>> Begin
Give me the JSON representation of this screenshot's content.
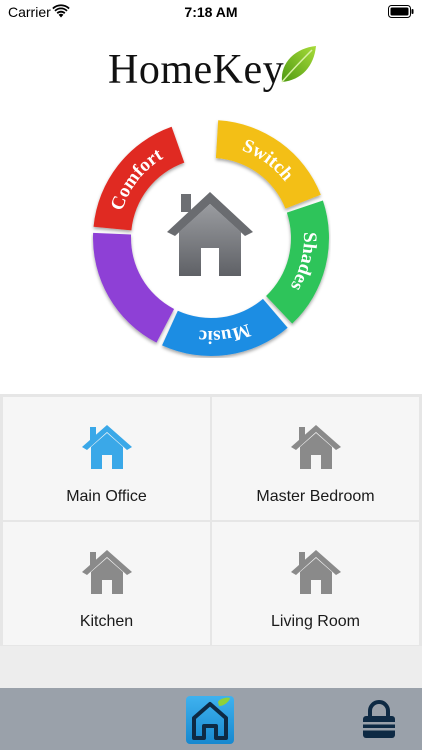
{
  "status_bar": {
    "carrier": "Carrier",
    "time": "7:18 AM"
  },
  "logo": {
    "text": "HomeKey"
  },
  "wheel": {
    "segments": [
      {
        "label": "Switch",
        "color": "#f3bf13"
      },
      {
        "label": "Shades",
        "color": "#2fc45a"
      },
      {
        "label": "Music",
        "color": "#1f8de3"
      },
      {
        "label": "",
        "color": "#8e3fd6"
      },
      {
        "label": "Comfort",
        "color": "#e02a22"
      }
    ]
  },
  "rooms": [
    {
      "label": "Main Office",
      "icon": "house-icon",
      "active": true
    },
    {
      "label": "Master Bedroom",
      "icon": "house-icon",
      "active": false
    },
    {
      "label": "Kitchen",
      "icon": "house-icon",
      "active": false
    },
    {
      "label": "Living Room",
      "icon": "house-icon",
      "active": false
    }
  ],
  "tab_bar": {
    "items": [
      {
        "icon": "home-icon",
        "active": true
      },
      {
        "icon": "lock-icon",
        "active": false
      }
    ]
  },
  "colors": {
    "active_icon": "#3aa8e8",
    "inactive_icon": "#8a8a8a",
    "tab_bar": "#9aa1aa"
  }
}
>> End
PROBLEM TO SOLVE :: Pictures stay out; repeat all the rest of the records exactly.

ANSWER TO THE PROBLEM ::
Give me the JSON representation of this screenshot's content.
{
  "status_bar": {
    "carrier": "Carrier",
    "time": "7:18 AM"
  },
  "logo": {
    "text": "HomeKey"
  },
  "wheel": {
    "segments": [
      {
        "label": "Switch",
        "color": "#f3bf13"
      },
      {
        "label": "Shades",
        "color": "#2fc45a"
      },
      {
        "label": "Music",
        "color": "#1f8de3"
      },
      {
        "label": "",
        "color": "#8e3fd6"
      },
      {
        "label": "Comfort",
        "color": "#e02a22"
      }
    ]
  },
  "rooms": [
    {
      "label": "Main Office",
      "icon": "house-icon",
      "active": true
    },
    {
      "label": "Master Bedroom",
      "icon": "house-icon",
      "active": false
    },
    {
      "label": "Kitchen",
      "icon": "house-icon",
      "active": false
    },
    {
      "label": "Living Room",
      "icon": "house-icon",
      "active": false
    }
  ],
  "tab_bar": {
    "items": [
      {
        "icon": "home-icon",
        "active": true
      },
      {
        "icon": "lock-icon",
        "active": false
      }
    ]
  },
  "colors": {
    "active_icon": "#3aa8e8",
    "inactive_icon": "#8a8a8a",
    "tab_bar": "#9aa1aa"
  }
}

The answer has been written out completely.